Data excerpts

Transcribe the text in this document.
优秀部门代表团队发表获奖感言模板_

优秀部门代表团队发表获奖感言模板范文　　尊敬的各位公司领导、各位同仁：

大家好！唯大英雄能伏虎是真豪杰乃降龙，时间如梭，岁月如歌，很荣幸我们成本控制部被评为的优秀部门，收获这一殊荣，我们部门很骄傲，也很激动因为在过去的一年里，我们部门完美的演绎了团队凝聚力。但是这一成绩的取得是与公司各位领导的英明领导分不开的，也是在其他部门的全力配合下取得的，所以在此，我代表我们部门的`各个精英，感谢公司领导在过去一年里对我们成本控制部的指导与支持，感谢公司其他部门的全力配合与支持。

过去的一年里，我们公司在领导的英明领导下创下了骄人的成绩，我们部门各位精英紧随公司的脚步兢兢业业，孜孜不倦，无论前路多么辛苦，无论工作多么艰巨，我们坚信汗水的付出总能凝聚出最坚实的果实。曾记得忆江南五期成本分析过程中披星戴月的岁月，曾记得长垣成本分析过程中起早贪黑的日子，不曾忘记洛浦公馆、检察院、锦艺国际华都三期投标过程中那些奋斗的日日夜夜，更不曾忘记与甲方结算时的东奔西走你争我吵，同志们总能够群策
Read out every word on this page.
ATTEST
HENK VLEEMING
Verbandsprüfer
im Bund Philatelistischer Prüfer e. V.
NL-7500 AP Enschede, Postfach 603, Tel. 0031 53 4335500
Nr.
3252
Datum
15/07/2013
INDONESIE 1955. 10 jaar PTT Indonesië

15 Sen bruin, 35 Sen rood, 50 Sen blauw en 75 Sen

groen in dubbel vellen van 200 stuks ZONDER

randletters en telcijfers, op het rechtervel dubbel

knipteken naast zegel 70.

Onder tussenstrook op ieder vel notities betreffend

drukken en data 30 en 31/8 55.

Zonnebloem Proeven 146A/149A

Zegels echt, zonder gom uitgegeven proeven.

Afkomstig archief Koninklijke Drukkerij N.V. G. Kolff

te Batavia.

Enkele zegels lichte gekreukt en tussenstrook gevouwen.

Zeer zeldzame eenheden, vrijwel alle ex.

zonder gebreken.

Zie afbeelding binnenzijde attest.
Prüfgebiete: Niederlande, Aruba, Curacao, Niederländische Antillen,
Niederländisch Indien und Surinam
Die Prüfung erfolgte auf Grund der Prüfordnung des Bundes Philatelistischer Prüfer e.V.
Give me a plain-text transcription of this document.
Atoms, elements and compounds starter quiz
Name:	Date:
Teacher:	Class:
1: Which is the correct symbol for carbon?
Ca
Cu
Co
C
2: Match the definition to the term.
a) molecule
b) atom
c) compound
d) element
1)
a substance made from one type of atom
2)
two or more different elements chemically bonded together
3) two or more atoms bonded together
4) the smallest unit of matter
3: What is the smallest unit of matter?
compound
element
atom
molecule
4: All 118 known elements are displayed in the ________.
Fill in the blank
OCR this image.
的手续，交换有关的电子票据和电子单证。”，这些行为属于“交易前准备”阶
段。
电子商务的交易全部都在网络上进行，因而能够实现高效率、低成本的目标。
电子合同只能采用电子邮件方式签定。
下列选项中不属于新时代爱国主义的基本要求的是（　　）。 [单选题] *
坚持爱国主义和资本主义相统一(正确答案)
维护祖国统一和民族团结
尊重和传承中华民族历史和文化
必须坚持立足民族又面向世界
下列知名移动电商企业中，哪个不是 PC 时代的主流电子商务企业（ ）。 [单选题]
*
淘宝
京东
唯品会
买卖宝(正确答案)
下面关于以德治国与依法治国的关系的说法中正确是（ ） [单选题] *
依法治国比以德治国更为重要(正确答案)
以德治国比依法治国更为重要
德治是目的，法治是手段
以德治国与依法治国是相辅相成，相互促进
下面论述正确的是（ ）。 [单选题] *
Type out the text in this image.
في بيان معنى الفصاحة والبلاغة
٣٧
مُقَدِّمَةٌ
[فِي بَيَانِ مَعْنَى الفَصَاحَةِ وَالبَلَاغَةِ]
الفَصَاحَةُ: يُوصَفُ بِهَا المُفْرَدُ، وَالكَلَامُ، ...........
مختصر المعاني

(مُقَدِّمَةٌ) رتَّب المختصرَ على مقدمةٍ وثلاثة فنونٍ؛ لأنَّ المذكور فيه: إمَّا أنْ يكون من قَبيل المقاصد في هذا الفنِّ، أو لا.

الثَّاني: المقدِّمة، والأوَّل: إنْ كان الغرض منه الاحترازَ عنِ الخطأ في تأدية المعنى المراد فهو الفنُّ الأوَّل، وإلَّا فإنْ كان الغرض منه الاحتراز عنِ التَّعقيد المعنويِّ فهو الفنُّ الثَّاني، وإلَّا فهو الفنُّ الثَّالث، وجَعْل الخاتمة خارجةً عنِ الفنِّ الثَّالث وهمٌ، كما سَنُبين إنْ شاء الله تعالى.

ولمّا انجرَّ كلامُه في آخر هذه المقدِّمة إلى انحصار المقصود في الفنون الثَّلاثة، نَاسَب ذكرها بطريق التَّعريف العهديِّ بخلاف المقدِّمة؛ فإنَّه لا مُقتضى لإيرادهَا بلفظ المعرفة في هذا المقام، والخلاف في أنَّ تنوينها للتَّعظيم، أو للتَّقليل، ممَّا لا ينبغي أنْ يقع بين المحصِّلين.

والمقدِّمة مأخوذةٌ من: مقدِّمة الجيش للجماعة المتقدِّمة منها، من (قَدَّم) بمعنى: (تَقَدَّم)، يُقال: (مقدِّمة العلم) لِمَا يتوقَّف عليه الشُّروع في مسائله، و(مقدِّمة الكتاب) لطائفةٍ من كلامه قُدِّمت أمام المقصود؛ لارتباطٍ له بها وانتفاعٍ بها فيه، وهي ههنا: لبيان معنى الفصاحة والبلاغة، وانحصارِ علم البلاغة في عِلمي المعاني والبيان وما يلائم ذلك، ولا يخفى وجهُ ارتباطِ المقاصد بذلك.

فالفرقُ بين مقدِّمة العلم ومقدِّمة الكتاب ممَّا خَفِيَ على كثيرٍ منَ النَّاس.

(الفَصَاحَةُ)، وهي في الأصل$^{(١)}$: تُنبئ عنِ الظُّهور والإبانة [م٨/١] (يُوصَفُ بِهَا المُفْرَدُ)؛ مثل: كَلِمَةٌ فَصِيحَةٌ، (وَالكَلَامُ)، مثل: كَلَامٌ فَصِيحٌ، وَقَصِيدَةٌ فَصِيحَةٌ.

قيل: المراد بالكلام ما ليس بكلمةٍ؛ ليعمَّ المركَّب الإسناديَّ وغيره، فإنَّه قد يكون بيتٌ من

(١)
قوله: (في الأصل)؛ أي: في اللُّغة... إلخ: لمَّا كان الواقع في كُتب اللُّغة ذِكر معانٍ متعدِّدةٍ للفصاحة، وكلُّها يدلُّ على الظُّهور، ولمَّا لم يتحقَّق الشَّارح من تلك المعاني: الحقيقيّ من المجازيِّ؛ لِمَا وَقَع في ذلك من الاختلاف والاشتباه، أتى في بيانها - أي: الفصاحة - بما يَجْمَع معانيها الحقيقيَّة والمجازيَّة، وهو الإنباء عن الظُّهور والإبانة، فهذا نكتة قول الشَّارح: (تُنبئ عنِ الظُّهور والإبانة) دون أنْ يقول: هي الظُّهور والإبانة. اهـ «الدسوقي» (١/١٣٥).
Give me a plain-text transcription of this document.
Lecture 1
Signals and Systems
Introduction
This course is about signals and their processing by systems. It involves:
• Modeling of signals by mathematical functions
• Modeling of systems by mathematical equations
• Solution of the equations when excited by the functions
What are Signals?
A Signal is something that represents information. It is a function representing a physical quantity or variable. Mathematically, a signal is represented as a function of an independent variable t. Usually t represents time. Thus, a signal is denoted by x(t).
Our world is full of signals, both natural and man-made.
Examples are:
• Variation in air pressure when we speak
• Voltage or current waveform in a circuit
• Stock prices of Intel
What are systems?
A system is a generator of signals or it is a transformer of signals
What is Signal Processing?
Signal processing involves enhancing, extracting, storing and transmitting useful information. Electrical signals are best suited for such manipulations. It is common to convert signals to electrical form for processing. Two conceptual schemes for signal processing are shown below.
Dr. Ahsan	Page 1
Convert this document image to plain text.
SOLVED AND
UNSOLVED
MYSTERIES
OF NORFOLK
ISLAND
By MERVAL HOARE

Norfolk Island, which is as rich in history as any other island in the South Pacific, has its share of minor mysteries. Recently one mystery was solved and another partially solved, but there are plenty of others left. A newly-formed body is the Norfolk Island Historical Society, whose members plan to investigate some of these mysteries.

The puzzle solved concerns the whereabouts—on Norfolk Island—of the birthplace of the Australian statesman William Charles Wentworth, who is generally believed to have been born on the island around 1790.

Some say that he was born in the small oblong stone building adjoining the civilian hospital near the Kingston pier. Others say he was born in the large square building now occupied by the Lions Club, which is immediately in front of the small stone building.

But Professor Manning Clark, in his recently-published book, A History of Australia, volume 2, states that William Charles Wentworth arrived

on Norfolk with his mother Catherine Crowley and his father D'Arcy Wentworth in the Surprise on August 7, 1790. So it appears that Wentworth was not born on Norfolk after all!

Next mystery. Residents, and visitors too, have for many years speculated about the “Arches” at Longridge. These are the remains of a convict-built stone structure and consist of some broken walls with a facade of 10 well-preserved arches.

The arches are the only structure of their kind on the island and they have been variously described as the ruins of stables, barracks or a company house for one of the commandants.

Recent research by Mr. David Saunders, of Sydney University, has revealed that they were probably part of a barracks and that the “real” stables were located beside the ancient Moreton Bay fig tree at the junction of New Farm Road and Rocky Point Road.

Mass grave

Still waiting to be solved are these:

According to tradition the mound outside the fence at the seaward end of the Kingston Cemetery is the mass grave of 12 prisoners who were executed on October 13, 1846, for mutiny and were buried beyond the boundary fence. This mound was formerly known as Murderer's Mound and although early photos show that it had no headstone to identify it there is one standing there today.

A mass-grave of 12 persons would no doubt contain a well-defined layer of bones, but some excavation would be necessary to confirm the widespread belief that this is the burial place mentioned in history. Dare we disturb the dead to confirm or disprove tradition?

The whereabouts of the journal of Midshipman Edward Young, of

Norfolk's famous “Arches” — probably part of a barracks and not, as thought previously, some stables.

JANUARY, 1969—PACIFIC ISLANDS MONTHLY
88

> [GIVEN TASK]
Copy out each line of the material that holds the word "together".

> [FINAL RESULT]
two or more different elements chemically bonded together
3) two or more atoms bonded together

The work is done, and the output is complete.